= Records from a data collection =
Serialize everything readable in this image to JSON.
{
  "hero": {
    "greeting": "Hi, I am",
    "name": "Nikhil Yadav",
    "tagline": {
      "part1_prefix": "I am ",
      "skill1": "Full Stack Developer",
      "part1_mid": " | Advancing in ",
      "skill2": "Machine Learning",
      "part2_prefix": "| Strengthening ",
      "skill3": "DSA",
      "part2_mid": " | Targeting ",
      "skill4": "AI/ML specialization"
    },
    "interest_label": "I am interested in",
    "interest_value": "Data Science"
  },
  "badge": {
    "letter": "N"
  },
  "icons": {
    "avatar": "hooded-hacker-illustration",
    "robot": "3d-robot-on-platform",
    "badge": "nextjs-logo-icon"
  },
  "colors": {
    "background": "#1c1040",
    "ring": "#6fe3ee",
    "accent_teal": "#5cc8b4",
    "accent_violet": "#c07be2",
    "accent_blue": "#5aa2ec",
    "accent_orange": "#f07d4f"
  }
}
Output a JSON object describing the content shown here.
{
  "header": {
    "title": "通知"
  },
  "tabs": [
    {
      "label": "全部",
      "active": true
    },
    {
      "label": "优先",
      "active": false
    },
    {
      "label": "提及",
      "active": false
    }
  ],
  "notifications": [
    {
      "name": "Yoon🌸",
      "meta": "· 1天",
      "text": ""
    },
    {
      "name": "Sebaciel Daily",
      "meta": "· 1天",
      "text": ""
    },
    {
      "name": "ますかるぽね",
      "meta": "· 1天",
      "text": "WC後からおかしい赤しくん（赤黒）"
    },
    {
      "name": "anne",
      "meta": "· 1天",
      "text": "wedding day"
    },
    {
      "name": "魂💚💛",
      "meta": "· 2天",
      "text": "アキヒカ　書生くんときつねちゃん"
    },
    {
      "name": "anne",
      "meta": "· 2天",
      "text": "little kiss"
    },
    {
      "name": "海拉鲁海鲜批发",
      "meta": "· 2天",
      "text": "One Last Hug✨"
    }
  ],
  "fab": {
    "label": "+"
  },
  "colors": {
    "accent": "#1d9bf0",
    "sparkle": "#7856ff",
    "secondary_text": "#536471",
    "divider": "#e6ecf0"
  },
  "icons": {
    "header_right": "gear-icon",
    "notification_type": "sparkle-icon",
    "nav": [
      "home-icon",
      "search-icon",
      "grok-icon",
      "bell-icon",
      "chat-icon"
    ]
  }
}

= Stated task =
Return the whole listing exactly.

= Correct output =
Serialize everything readable in this image to JSON.
{
  "hero": {
    "greeting": "Hi, I am",
    "name": "Nikhil Yadav",
    "tagline": {
      "part1_prefix": "I am ",
      "skill1": "Full Stack Developer",
      "part1_mid": " | Advancing in ",
      "skill2": "Machine Learning",
      "part2_prefix": "| Strengthening ",
      "skill3": "DSA",
      "part2_mid": " | Targeting ",
      "skill4": "AI/ML specialization"
    },
    "interest_label": "I am interested in",
    "interest_value": "Data Science"
  },
  "badge": {
    "letter": "N"
  },
  "icons": {
    "avatar": "hooded-hacker-illustration",
    "robot": "3d-robot-on-platform",
    "badge": "nextjs-logo-icon"
  },
  "colors": {
    "background": "#1c1040",
    "ring": "#6fe3ee",
    "accent_teal": "#5cc8b4",
    "accent_violet": "#c07be2",
    "accent_blue": "#5aa2ec",
    "accent_orange": "#f07d4f"
  }
}
Output a JSON object describing the content shown here.
{
  "header": {
    "title": "通知"
  },
  "tabs": [
    {
      "label": "全部",
      "active": true
    },
    {
      "label": "优先",
      "active": false
    },
    {
      "label": "提及",
      "active": false
    }
  ],
  "notifications": [
    {
      "name": "Yoon🌸",
      "meta": "· 1天",
      "text": ""
    },
    {
      "name": "Sebaciel Daily",
      "meta": "· 1天",
      "text": ""
    },
    {
      "name": "ますかるぽね",
      "meta": "· 1天",
      "text": "WC後からおかしい赤しくん（赤黒）"
    },
    {
      "name": "anne",
      "meta": "· 1天",
      "text": "wedding day"
    },
    {
      "name": "魂💚💛",
      "meta": "· 2天",
      "text": "アキヒカ　書生くんときつねちゃん"
    },
    {
      "name": "anne",
      "meta": "· 2天",
      "text": "little kiss"
    },
    {
      "name": "海拉鲁海鲜批发",
      "meta": "· 2天",
      "text": "One Last Hug✨"
    }
  ],
  "fab": {
    "label": "+"
  },
  "colors": {
    "accent": "#1d9bf0",
    "sparkle": "#7856ff",
    "secondary_text": "#536471",
    "divider": "#e6ecf0"
  },
  "icons": {
    "header_right": "gear-icon",
    "notification_type": "sparkle-icon",
    "nav": [
      "home-icon",
      "search-icon",
      "grok-icon",
      "bell-icon",
      "chat-icon"
    ]
  }
}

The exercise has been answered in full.